▽
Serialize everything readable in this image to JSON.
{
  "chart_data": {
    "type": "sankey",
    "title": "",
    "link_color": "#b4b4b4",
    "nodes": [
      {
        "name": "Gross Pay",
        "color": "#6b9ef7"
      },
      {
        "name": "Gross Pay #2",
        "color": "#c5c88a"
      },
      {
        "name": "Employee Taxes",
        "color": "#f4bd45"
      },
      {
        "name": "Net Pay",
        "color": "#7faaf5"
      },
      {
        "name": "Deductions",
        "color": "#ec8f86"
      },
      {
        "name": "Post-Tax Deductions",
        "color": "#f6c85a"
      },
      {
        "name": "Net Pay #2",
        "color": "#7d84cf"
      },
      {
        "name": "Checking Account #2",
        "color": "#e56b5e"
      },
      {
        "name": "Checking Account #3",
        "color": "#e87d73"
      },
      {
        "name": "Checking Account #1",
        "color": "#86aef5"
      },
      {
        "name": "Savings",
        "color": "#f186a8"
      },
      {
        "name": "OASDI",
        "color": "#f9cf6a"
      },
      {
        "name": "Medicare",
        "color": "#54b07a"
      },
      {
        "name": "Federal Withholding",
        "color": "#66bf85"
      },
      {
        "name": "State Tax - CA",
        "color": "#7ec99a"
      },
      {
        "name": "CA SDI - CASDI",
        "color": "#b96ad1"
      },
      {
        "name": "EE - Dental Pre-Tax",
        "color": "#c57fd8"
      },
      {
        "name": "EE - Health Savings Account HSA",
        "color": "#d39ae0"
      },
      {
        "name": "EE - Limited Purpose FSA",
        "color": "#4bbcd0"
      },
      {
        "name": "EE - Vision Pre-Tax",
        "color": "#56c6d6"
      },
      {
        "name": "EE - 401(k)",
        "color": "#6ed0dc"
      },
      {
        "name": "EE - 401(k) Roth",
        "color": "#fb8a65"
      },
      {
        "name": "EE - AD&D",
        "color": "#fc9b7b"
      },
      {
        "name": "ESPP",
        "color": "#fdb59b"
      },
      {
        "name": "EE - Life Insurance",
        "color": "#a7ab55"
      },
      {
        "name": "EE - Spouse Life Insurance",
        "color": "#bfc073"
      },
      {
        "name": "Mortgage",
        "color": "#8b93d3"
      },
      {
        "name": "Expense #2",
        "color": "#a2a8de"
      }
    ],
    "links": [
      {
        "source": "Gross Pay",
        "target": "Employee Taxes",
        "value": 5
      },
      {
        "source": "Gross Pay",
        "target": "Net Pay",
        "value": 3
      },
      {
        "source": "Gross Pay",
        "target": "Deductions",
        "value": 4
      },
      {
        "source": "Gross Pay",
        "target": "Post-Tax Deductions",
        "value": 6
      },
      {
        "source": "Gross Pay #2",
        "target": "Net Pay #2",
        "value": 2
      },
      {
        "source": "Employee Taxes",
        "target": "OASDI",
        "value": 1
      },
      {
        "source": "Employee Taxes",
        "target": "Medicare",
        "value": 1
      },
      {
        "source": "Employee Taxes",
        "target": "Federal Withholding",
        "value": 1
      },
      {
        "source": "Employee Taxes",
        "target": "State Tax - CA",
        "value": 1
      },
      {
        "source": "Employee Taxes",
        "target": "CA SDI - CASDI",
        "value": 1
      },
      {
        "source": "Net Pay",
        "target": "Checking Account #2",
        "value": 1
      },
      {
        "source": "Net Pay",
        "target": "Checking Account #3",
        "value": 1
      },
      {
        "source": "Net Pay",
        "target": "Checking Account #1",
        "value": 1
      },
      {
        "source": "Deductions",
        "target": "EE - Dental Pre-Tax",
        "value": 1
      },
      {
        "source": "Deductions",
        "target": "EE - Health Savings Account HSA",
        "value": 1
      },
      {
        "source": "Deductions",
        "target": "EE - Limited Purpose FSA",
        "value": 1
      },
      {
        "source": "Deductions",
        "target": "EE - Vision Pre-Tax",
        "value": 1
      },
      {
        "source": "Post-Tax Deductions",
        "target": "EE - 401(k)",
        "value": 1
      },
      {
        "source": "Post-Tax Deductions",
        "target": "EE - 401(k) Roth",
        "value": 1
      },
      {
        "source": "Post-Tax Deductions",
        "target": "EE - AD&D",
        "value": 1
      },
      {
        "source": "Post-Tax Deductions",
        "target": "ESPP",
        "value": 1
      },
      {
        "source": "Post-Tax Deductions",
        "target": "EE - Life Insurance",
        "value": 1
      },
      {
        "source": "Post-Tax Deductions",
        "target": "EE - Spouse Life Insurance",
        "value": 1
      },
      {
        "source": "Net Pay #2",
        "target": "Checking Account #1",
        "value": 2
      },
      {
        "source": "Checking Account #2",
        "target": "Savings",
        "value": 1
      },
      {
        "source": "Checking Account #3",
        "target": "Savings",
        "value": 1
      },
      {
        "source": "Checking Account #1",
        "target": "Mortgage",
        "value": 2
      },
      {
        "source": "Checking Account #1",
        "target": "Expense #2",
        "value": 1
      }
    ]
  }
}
△
Your task = Show every line in the records above that contains the word "Checking".

Output for this exercise =
        "name": "Checking Account #2",
        "name": "Checking Account #3",
        "name": "Checking Account #1",
        "target": "Checking Account #2",
        "target": "Checking Account #3",
        "target": "Checking Account #1",
        "target": "Checking Account #1",
        "source": "Checking Account #2",
        "source": "Checking Account #3",
        "source": "Checking Account #1",
        "source": "Checking Account #1",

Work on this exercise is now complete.